Directions for this task: Each entry needs to be duplicated exactly.

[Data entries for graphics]
···
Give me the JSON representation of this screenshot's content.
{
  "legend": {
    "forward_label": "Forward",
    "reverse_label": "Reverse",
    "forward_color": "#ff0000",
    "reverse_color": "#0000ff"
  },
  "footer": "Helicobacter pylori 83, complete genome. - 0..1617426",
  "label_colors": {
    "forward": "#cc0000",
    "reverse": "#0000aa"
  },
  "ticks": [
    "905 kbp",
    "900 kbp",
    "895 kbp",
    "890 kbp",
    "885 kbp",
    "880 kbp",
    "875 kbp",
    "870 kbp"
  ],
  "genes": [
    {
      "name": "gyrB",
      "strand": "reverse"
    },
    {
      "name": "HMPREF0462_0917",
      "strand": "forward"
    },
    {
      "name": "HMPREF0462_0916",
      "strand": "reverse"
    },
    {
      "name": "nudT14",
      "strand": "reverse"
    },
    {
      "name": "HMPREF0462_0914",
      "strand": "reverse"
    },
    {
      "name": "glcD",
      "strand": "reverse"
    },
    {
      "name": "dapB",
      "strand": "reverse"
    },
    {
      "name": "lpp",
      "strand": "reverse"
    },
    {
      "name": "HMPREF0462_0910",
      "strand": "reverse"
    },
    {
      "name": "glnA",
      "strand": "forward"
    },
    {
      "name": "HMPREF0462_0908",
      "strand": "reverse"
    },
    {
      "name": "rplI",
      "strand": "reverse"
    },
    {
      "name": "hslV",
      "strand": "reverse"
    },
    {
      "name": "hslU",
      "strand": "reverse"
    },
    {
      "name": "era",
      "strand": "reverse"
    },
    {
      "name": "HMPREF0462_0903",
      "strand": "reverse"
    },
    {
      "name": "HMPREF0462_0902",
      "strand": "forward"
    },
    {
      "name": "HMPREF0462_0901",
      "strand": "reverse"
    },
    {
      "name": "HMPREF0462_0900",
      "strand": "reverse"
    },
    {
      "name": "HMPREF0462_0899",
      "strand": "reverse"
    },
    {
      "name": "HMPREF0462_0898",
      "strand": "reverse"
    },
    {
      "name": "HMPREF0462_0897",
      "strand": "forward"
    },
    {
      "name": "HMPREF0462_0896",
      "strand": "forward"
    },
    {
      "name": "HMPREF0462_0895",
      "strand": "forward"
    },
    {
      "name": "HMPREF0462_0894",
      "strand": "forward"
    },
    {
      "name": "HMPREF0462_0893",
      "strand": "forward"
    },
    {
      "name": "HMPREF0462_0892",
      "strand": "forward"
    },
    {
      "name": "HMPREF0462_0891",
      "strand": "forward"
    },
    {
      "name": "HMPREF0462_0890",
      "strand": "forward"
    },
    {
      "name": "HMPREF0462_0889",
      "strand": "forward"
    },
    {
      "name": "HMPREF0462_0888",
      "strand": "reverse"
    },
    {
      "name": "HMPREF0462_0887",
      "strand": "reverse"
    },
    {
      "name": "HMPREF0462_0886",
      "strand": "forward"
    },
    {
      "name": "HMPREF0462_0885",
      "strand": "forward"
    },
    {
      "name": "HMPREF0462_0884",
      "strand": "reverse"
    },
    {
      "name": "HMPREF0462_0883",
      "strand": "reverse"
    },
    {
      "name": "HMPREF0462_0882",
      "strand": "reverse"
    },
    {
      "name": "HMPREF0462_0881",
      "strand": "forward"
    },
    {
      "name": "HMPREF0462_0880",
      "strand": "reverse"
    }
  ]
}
···
Answer below:
Give me the JSON representation of this screenshot's content.
{
  "legend": {
    "forward_label": "Forward",
    "reverse_label": "Reverse",
    "forward_color": "#ff0000",
    "reverse_color": "#0000ff"
  },
  "footer": "Helicobacter pylori 83, complete genome. - 0..1617426",
  "label_colors": {
    "forward": "#cc0000",
    "reverse": "#0000aa"
  },
  "ticks": [
    "905 kbp",
    "900 kbp",
    "895 kbp",
    "890 kbp",
    "885 kbp",
    "880 kbp",
    "875 kbp",
    "870 kbp"
  ],
  "genes": [
    {
      "name": "gyrB",
      "strand": "reverse"
    },
    {
      "name": "HMPREF0462_0917",
      "strand": "forward"
    },
    {
      "name": "HMPREF0462_0916",
      "strand": "reverse"
    },
    {
      "name": "nudT14",
      "strand": "reverse"
    },
    {
      "name": "HMPREF0462_0914",
      "strand": "reverse"
    },
    {
      "name": "glcD",
      "strand": "reverse"
    },
    {
      "name": "dapB",
      "strand": "reverse"
    },
    {
      "name": "lpp",
      "strand": "reverse"
    },
    {
      "name": "HMPREF0462_0910",
      "strand": "reverse"
    },
    {
      "name": "glnA",
      "strand": "forward"
    },
    {
      "name": "HMPREF0462_0908",
      "strand": "reverse"
    },
    {
      "name": "rplI",
      "strand": "reverse"
    },
    {
      "name": "hslV",
      "strand": "reverse"
    },
    {
      "name": "hslU",
      "strand": "reverse"
    },
    {
      "name": "era",
      "strand": "reverse"
    },
    {
      "name": "HMPREF0462_0903",
      "strand": "reverse"
    },
    {
      "name": "HMPREF0462_0902",
      "strand": "forward"
    },
    {
      "name": "HMPREF0462_0901",
      "strand": "reverse"
    },
    {
      "name": "HMPREF0462_0900",
      "strand": "reverse"
    },
    {
      "name": "HMPREF0462_0899",
      "strand": "reverse"
    },
    {
      "name": "HMPREF0462_0898",
      "strand": "reverse"
    },
    {
      "name": "HMPREF0462_0897",
      "strand": "forward"
    },
    {
      "name": "HMPREF0462_0896",
      "strand": "forward"
    },
    {
      "name": "HMPREF0462_0895",
      "strand": "forward"
    },
    {
      "name": "HMPREF0462_0894",
      "strand": "forward"
    },
    {
      "name": "HMPREF0462_0893",
      "strand": "forward"
    },
    {
      "name": "HMPREF0462_0892",
      "strand": "forward"
    },
    {
      "name": "HMPREF0462_0891",
      "strand": "forward"
    },
    {
      "name": "HMPREF0462_0890",
      "strand": "forward"
    },
    {
      "name": "HMPREF0462_0889",
      "strand": "forward"
    },
    {
      "name": "HMPREF0462_0888",
      "strand": "reverse"
    },
    {
      "name": "HMPREF0462_0887",
      "strand": "reverse"
    },
    {
      "name": "HMPREF0462_0886",
      "strand": "forward"
    },
    {
      "name": "HMPREF0462_0885",
      "strand": "forward"
    },
    {
      "name": "HMPREF0462_0884",
      "strand": "reverse"
    },
    {
      "name": "HMPREF0462_0883",
      "strand": "reverse"
    },
    {
      "name": "HMPREF0462_0882",
      "strand": "reverse"
    },
    {
      "name": "HMPREF0462_0881",
      "strand": "forward"
    },
    {
      "name": "HMPREF0462_0880",
      "strand": "reverse"
    }
  ]
}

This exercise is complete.